» What to work on
Each entry below should be echoed exactly, with pictures omitted.

» Provided records
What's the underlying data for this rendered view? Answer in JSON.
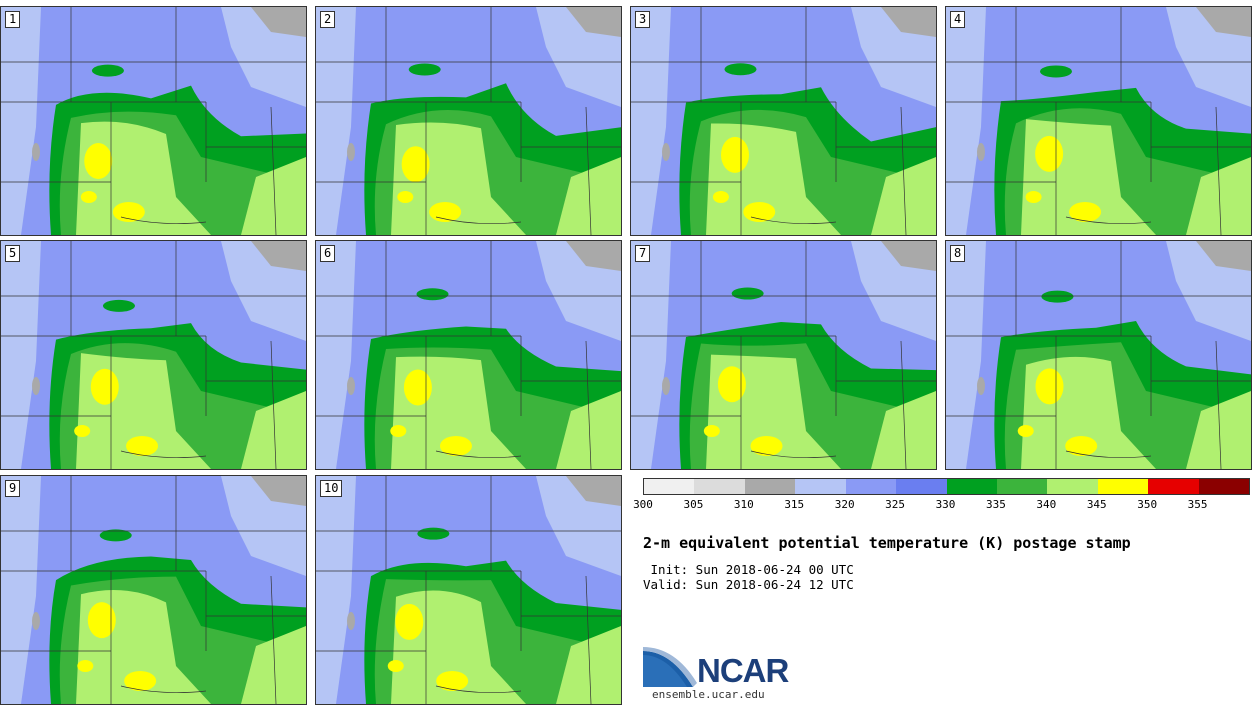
{
  "panels": [
    {
      "label": "1"
    },
    {
      "label": "2"
    },
    {
      "label": "3"
    },
    {
      "label": "4"
    },
    {
      "label": "5"
    },
    {
      "label": "6"
    },
    {
      "label": "7"
    },
    {
      "label": "8"
    },
    {
      "label": "9"
    },
    {
      "label": "10"
    }
  ],
  "colorbar": {
    "colors": [
      "#f0f0f0",
      "#dcdcdc",
      "#a9a9a9",
      "#b5c5f5",
      "#8a9af5",
      "#6a7ef0",
      "#00a020",
      "#3cb43c",
      "#b0f070",
      "#ffff00",
      "#e60000",
      "#8b0000"
    ],
    "ticks": [
      "300",
      "305",
      "310",
      "315",
      "320",
      "325",
      "330",
      "335",
      "340",
      "345",
      "350",
      "355"
    ]
  },
  "info": {
    "title": "2-m equivalent potential temperature (K) postage stamp",
    "init": " Init: Sun 2018-06-24 00 UTC",
    "valid": "Valid: Sun 2018-06-24 12 UTC"
  },
  "logo": {
    "text": "NCAR",
    "url": "ensemble.ucar.edu"
  }
}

» Exercise answer
What's the underlying data for this rendered view? Answer in JSON.
{
  "panels": [
    {
      "label": "1"
    },
    {
      "label": "2"
    },
    {
      "label": "3"
    },
    {
      "label": "4"
    },
    {
      "label": "5"
    },
    {
      "label": "6"
    },
    {
      "label": "7"
    },
    {
      "label": "8"
    },
    {
      "label": "9"
    },
    {
      "label": "10"
    }
  ],
  "colorbar": {
    "colors": [
      "#f0f0f0",
      "#dcdcdc",
      "#a9a9a9",
      "#b5c5f5",
      "#8a9af5",
      "#6a7ef0",
      "#00a020",
      "#3cb43c",
      "#b0f070",
      "#ffff00",
      "#e60000",
      "#8b0000"
    ],
    "ticks": [
      "300",
      "305",
      "310",
      "315",
      "320",
      "325",
      "330",
      "335",
      "340",
      "345",
      "350",
      "355"
    ]
  },
  "info": {
    "title": "2-m equivalent potential temperature (K) postage stamp",
    "init": " Init: Sun 2018-06-24 00 UTC",
    "valid": "Valid: Sun 2018-06-24 12 UTC"
  },
  "logo": {
    "text": "NCAR",
    "url": "ensemble.ucar.edu"
  }
}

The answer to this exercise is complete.